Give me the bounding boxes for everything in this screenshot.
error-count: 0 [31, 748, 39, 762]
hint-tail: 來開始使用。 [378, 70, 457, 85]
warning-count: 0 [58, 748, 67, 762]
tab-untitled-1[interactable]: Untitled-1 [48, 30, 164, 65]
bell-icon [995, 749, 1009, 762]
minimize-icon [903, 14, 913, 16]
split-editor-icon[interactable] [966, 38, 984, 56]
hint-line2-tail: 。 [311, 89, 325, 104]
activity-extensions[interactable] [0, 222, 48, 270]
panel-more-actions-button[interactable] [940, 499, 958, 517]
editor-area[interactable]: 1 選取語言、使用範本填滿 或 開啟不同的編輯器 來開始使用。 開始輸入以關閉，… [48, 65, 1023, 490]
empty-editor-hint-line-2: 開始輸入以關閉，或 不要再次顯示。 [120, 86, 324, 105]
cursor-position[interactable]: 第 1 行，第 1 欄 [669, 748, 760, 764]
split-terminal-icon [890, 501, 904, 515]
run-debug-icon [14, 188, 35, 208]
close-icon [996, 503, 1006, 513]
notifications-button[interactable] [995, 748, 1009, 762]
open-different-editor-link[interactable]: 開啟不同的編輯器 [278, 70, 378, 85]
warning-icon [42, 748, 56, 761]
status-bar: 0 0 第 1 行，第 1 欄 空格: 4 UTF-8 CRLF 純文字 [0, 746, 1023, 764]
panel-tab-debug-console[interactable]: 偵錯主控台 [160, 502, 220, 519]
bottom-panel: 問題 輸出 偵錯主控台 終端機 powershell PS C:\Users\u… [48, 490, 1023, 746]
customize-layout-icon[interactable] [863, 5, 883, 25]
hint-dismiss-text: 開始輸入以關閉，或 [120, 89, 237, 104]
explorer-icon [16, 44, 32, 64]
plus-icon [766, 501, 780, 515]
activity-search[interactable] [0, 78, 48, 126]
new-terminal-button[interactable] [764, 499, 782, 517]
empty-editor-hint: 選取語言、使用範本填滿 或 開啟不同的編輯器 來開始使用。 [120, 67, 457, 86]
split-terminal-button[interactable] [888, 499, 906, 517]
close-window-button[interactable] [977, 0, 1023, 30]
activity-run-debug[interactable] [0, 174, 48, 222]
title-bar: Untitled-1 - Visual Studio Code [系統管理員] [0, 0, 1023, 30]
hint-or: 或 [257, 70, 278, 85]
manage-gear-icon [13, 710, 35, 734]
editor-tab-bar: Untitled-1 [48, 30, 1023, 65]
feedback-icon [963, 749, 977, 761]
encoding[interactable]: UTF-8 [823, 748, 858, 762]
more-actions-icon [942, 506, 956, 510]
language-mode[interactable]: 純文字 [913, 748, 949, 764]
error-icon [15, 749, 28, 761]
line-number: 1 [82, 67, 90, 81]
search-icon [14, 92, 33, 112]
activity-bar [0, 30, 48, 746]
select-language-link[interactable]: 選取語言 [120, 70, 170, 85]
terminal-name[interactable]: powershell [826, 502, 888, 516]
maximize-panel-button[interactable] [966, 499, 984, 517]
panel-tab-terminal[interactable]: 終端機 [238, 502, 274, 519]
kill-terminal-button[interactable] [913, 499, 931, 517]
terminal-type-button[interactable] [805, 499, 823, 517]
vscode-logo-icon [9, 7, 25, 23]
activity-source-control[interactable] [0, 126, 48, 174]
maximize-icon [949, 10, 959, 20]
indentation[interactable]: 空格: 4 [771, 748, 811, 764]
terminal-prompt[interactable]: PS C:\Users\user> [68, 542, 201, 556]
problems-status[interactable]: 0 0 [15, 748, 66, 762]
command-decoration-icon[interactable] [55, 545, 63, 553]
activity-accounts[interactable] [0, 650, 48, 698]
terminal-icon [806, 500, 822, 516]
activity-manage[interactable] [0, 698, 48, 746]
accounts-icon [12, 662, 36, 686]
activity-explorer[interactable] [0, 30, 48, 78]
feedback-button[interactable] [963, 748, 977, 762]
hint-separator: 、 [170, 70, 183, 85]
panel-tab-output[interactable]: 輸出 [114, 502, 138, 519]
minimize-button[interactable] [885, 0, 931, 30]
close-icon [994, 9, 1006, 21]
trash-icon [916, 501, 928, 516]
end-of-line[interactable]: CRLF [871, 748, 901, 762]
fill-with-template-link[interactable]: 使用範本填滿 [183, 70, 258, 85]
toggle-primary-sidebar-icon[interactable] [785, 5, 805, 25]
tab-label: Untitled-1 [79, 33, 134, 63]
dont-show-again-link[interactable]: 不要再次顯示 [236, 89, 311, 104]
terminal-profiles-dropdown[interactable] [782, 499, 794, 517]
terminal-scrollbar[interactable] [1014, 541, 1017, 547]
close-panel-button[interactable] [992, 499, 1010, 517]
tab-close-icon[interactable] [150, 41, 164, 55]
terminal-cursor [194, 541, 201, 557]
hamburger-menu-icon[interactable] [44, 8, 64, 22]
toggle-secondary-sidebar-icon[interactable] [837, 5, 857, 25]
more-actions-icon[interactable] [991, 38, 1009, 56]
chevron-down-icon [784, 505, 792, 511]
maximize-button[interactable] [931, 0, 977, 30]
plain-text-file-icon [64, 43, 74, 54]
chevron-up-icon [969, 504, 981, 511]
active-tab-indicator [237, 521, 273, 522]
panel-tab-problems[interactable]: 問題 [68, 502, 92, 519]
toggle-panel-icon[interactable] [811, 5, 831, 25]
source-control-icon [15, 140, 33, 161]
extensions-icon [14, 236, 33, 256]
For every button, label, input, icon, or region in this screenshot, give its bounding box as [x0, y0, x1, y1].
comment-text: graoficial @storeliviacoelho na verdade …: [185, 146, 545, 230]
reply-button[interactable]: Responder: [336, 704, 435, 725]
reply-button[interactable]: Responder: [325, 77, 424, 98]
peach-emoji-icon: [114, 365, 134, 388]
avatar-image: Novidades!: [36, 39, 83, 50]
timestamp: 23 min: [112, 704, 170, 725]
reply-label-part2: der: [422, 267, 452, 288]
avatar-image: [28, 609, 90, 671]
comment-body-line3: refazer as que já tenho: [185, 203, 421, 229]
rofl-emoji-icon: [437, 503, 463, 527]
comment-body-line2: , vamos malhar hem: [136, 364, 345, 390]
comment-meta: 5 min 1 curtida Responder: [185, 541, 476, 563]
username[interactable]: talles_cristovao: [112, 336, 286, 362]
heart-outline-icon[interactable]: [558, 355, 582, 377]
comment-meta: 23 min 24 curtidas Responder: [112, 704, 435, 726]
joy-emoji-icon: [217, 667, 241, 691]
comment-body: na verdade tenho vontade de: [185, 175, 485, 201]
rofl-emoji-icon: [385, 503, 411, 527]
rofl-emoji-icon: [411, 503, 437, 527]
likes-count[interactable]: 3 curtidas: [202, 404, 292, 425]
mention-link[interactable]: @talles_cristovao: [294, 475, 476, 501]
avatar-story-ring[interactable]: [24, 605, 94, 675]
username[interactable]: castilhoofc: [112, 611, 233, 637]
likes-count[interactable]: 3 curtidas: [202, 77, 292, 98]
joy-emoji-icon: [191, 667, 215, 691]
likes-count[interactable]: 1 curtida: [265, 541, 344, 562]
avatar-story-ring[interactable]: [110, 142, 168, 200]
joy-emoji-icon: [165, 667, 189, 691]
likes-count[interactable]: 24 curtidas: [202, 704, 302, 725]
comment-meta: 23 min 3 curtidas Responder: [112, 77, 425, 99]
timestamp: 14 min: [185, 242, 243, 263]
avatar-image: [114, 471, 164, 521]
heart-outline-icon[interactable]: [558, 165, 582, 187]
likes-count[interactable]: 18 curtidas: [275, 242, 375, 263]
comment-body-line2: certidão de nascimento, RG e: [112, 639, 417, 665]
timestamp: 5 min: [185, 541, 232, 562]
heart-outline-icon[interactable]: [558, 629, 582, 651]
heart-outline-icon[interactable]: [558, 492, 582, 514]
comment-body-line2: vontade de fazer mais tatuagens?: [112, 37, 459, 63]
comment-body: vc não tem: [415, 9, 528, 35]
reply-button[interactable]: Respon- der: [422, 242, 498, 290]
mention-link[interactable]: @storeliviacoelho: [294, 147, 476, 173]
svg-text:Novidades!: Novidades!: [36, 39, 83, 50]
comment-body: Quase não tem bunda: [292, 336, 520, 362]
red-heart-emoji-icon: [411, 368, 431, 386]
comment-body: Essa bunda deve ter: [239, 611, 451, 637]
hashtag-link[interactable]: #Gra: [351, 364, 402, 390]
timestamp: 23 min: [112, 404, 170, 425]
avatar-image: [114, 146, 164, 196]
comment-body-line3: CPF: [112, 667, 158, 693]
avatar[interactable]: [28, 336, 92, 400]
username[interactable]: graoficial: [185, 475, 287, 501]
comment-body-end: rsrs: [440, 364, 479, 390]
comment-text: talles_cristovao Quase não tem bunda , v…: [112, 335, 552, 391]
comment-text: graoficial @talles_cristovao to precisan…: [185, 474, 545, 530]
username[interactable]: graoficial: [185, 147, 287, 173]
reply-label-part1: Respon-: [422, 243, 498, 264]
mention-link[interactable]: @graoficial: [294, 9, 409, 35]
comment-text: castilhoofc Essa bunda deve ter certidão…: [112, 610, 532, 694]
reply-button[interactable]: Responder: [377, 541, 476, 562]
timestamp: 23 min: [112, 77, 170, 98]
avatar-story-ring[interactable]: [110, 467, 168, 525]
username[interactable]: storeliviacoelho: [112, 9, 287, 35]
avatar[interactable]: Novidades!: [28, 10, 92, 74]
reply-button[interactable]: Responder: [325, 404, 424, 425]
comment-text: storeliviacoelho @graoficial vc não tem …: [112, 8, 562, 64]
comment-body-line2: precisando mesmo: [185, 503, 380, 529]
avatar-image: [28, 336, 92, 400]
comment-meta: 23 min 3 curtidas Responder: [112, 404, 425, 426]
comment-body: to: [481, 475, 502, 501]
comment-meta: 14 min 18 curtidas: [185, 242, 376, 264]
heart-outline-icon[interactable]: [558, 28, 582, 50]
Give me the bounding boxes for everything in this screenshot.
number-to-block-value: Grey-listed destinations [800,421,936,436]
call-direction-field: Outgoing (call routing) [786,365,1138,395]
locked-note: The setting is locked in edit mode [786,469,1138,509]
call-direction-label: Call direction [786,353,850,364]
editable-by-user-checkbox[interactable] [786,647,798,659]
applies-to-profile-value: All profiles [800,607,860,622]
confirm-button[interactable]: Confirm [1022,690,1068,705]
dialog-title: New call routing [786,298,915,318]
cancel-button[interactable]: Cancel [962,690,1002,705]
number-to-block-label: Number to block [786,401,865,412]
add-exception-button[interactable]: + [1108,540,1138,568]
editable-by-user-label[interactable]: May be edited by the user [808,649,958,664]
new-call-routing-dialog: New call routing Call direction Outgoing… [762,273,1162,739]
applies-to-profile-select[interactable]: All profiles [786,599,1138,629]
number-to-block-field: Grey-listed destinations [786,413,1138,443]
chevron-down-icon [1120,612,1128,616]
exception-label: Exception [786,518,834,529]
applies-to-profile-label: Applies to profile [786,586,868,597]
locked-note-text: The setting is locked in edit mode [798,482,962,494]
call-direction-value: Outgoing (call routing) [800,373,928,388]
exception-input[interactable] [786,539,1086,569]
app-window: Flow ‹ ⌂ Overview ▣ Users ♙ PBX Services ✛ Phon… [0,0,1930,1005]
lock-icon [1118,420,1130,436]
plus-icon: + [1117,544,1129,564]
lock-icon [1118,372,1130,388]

§

◆ **Work to be completed**
Collect every line of the records above that contains the string "block".

◆ **The completed task**
number-to-block-value: Grey-listed destinations [800,421,936,436]
number-to-block-label: Number to block [786,401,865,412]
number-to-block-field: Grey-listed destinations [786,413,1138,443]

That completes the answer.